Material provided:
*****

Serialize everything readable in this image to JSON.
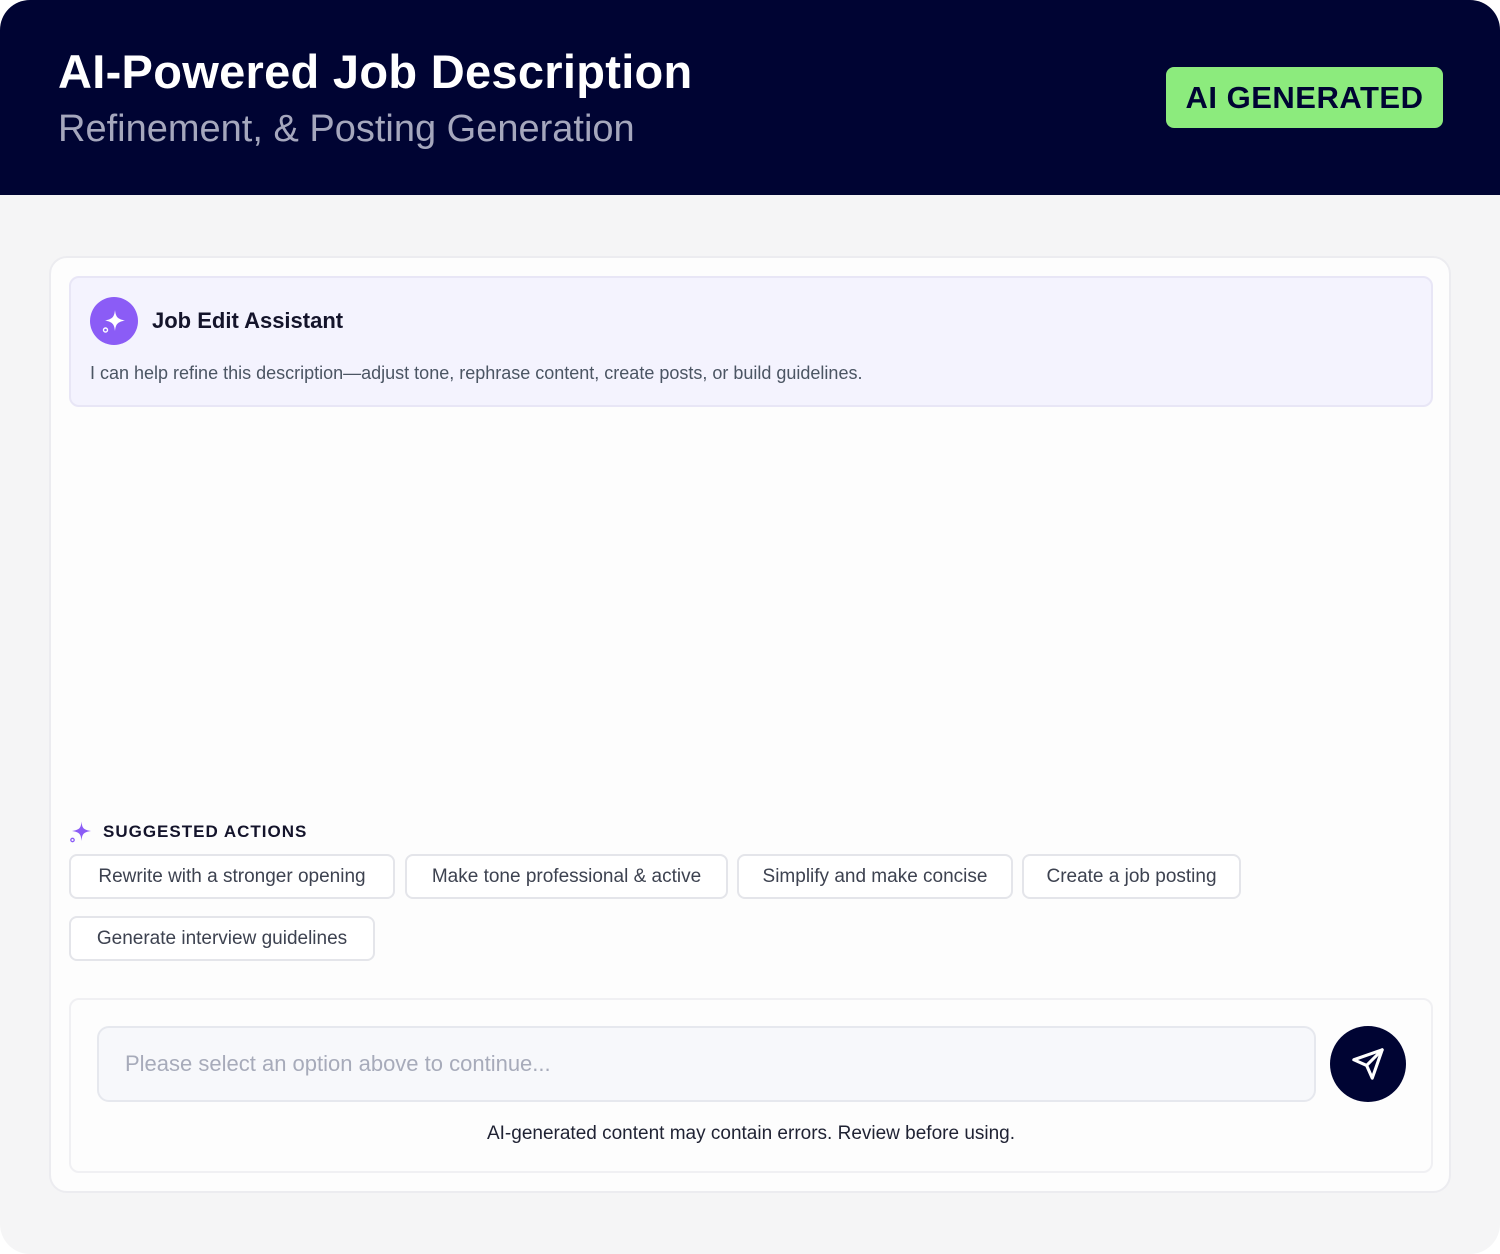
{
  "header": {
    "title": "AI-Powered Job Description",
    "subtitle": "Refinement, & Posting Generation",
    "badge": "AI GENERATED"
  },
  "assistant": {
    "title": "Job Edit Assistant",
    "description": "I can help refine this description—adjust tone, rephrase content, create posts, or build guidelines.",
    "icon": "sparkle-icon"
  },
  "suggestions": {
    "label": "SUGGESTED ACTIONS",
    "icon": "sparkle-icon",
    "items": [
      {
        "label": "Rewrite with a stronger opening"
      },
      {
        "label": "Make tone professional & active"
      },
      {
        "label": "Simplify and make concise"
      },
      {
        "label": "Create a job posting"
      },
      {
        "label": "Generate interview guidelines"
      }
    ]
  },
  "composer": {
    "placeholder": "Please select an option above to continue...",
    "value": "",
    "send_icon": "send-icon",
    "disclaimer": "AI-generated content may contain errors. Review before using."
  },
  "colors": {
    "header_bg": "#000433",
    "badge_bg": "#8CEB7D",
    "accent_purple": "#8B5CF6",
    "assistant_bg": "#F4F3FE",
    "page_bg": "#F5F5F6"
  }
}
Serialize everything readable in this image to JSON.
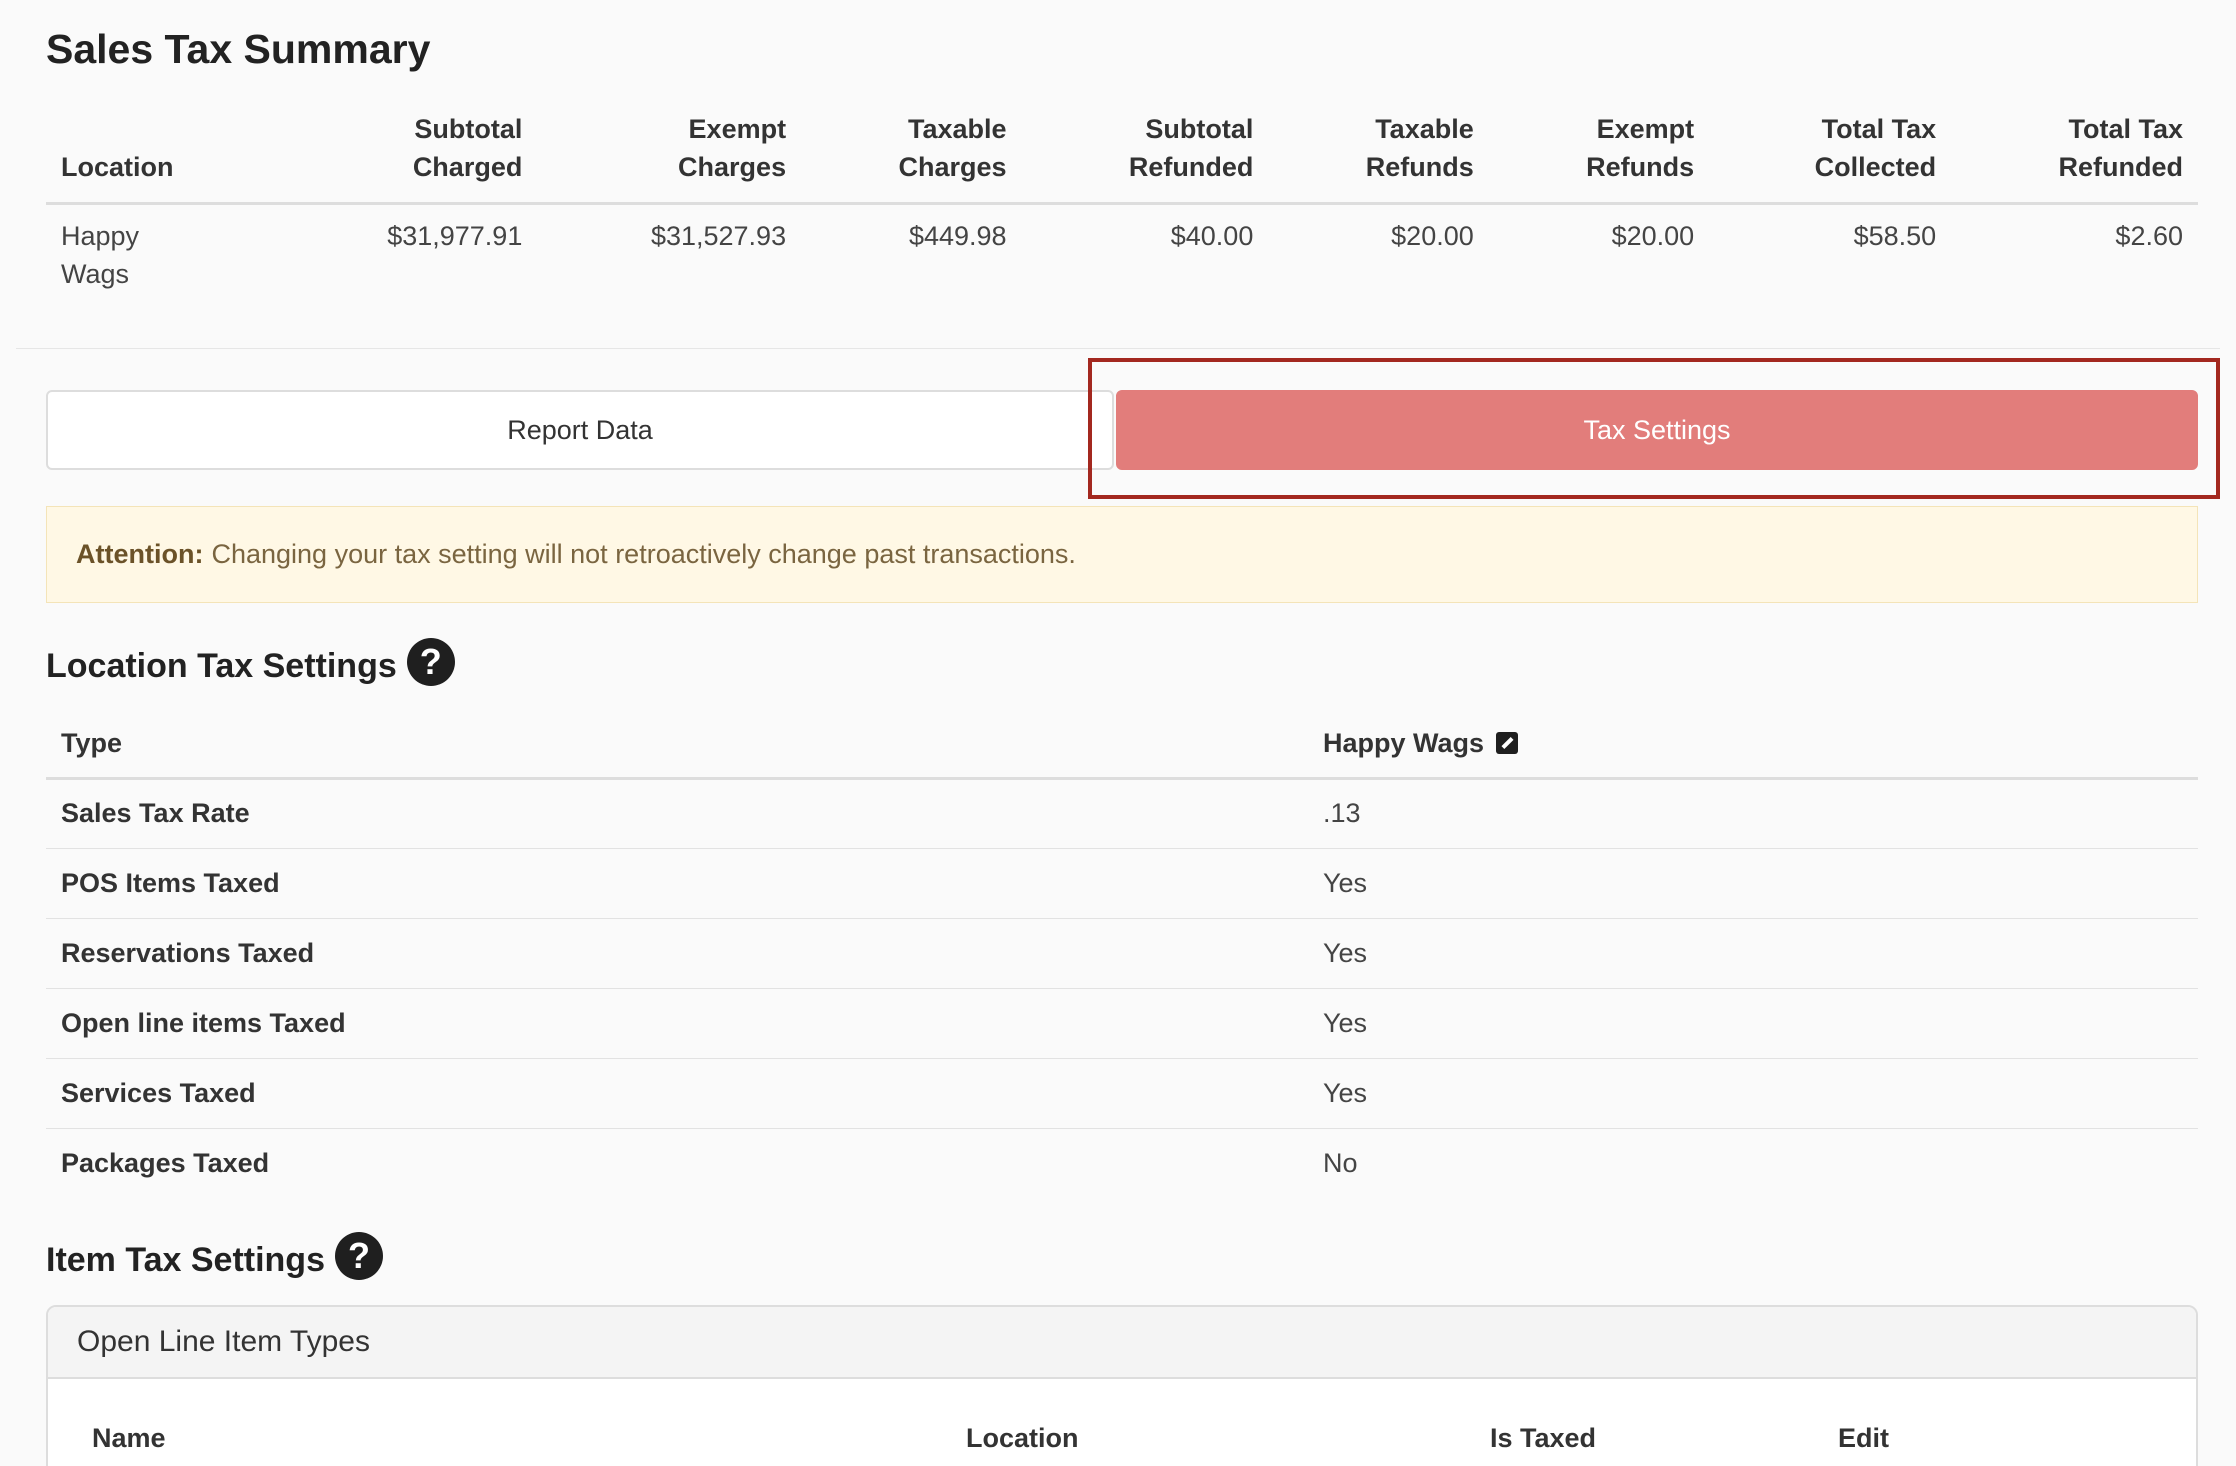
{
  "summary": {
    "title": "Sales Tax Summary",
    "columns": [
      {
        "line1": "",
        "line2": "Location"
      },
      {
        "line1": "Subtotal",
        "line2": "Charged"
      },
      {
        "line1": "Exempt",
        "line2": "Charges"
      },
      {
        "line1": "Taxable",
        "line2": "Charges"
      },
      {
        "line1": "Subtotal",
        "line2": "Refunded"
      },
      {
        "line1": "Taxable",
        "line2": "Refunds"
      },
      {
        "line1": "Exempt",
        "line2": "Refunds"
      },
      {
        "line1": "Total Tax",
        "line2": "Collected"
      },
      {
        "line1": "Total Tax",
        "line2": "Refunded"
      }
    ],
    "row": {
      "location_line1": "Happy",
      "location_line2": "Wags",
      "values": [
        "$31,977.91",
        "$31,527.93",
        "$449.98",
        "$40.00",
        "$20.00",
        "$20.00",
        "$58.50",
        "$2.60"
      ]
    }
  },
  "tabs": {
    "report_data": "Report Data",
    "tax_settings": "Tax Settings",
    "active": "tax_settings"
  },
  "attention": {
    "label": "Attention:",
    "message": "Changing your tax setting will not retroactively change past transactions."
  },
  "location_tax": {
    "title": "Location Tax Settings",
    "help_icon": "question-circle-icon",
    "header_type": "Type",
    "header_location": "Happy Wags",
    "edit_icon": "edit-icon",
    "rows": [
      {
        "type": "Sales Tax Rate",
        "value": ".13"
      },
      {
        "type": "POS Items Taxed",
        "value": "Yes"
      },
      {
        "type": "Reservations Taxed",
        "value": "Yes"
      },
      {
        "type": "Open line items Taxed",
        "value": "Yes"
      },
      {
        "type": "Services Taxed",
        "value": "Yes"
      },
      {
        "type": "Packages Taxed",
        "value": "No"
      }
    ]
  },
  "item_tax": {
    "title": "Item Tax Settings",
    "help_icon": "question-circle-icon",
    "panel_title": "Open Line Item Types",
    "columns": [
      "Name",
      "Location",
      "Is Taxed",
      "Edit"
    ]
  },
  "colors": {
    "active_tab": "#e27d7b",
    "highlight_border": "#a3281f",
    "attention_bg": "#fff8e5"
  }
}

*****

Task directions: Except for the pictures, give all the material above again verbatim.

Answer to the problem:
Serialize everything readable in this image to JSON.
{
  "header": {
    "title": "AI-Powered Job Description",
    "subtitle": "Refinement, & Posting Generation",
    "badge": "AI GENERATED"
  },
  "assistant": {
    "title": "Job Edit Assistant",
    "description": "I can help refine this description—adjust tone, rephrase content, create posts, or build guidelines.",
    "icon": "sparkle-icon"
  },
  "suggestions": {
    "label": "SUGGESTED ACTIONS",
    "icon": "sparkle-icon",
    "items": [
      {
        "label": "Rewrite with a stronger opening"
      },
      {
        "label": "Make tone professional & active"
      },
      {
        "label": "Simplify and make concise"
      },
      {
        "label": "Create a job posting"
      },
      {
        "label": "Generate interview guidelines"
      }
    ]
  },
  "composer": {
    "placeholder": "Please select an option above to continue...",
    "value": "",
    "send_icon": "send-icon",
    "disclaimer": "AI-generated content may contain errors. Review before using."
  },
  "colors": {
    "header_bg": "#000433",
    "badge_bg": "#8CEB7D",
    "accent_purple": "#8B5CF6",
    "assistant_bg": "#F4F3FE",
    "page_bg": "#F5F5F6"
  }
}
Serialize everything readable in this image to JSON.
{
  "summary": {
    "title": "Sales Tax Summary",
    "columns": [
      {
        "line1": "",
        "line2": "Location"
      },
      {
        "line1": "Subtotal",
        "line2": "Charged"
      },
      {
        "line1": "Exempt",
        "line2": "Charges"
      },
      {
        "line1": "Taxable",
        "line2": "Charges"
      },
      {
        "line1": "Subtotal",
        "line2": "Refunded"
      },
      {
        "line1": "Taxable",
        "line2": "Refunds"
      },
      {
        "line1": "Exempt",
        "line2": "Refunds"
      },
      {
        "line1": "Total Tax",
        "line2": "Collected"
      },
      {
        "line1": "Total Tax",
        "line2": "Refunded"
      }
    ],
    "row": {
      "location_line1": "Happy",
      "location_line2": "Wags",
      "values": [
        "$31,977.91",
        "$31,527.93",
        "$449.98",
        "$40.00",
        "$20.00",
        "$20.00",
        "$58.50",
        "$2.60"
      ]
    }
  },
  "tabs": {
    "report_data": "Report Data",
    "tax_settings": "Tax Settings",
    "active": "tax_settings"
  },
  "attention": {
    "label": "Attention:",
    "message": "Changing your tax setting will not retroactively change past transactions."
  },
  "location_tax": {
    "title": "Location Tax Settings",
    "help_icon": "question-circle-icon",
    "header_type": "Type",
    "header_location": "Happy Wags",
    "edit_icon": "edit-icon",
    "rows": [
      {
        "type": "Sales Tax Rate",
        "value": ".13"
      },
      {
        "type": "POS Items Taxed",
        "value": "Yes"
      },
      {
        "type": "Reservations Taxed",
        "value": "Yes"
      },
      {
        "type": "Open line items Taxed",
        "value": "Yes"
      },
      {
        "type": "Services Taxed",
        "value": "Yes"
      },
      {
        "type": "Packages Taxed",
        "value": "No"
      }
    ]
  },
  "item_tax": {
    "title": "Item Tax Settings",
    "help_icon": "question-circle-icon",
    "panel_title": "Open Line Item Types",
    "columns": [
      "Name",
      "Location",
      "Is Taxed",
      "Edit"
    ]
  },
  "colors": {
    "active_tab": "#e27d7b",
    "highlight_border": "#a3281f",
    "attention_bg": "#fff8e5"
  }
}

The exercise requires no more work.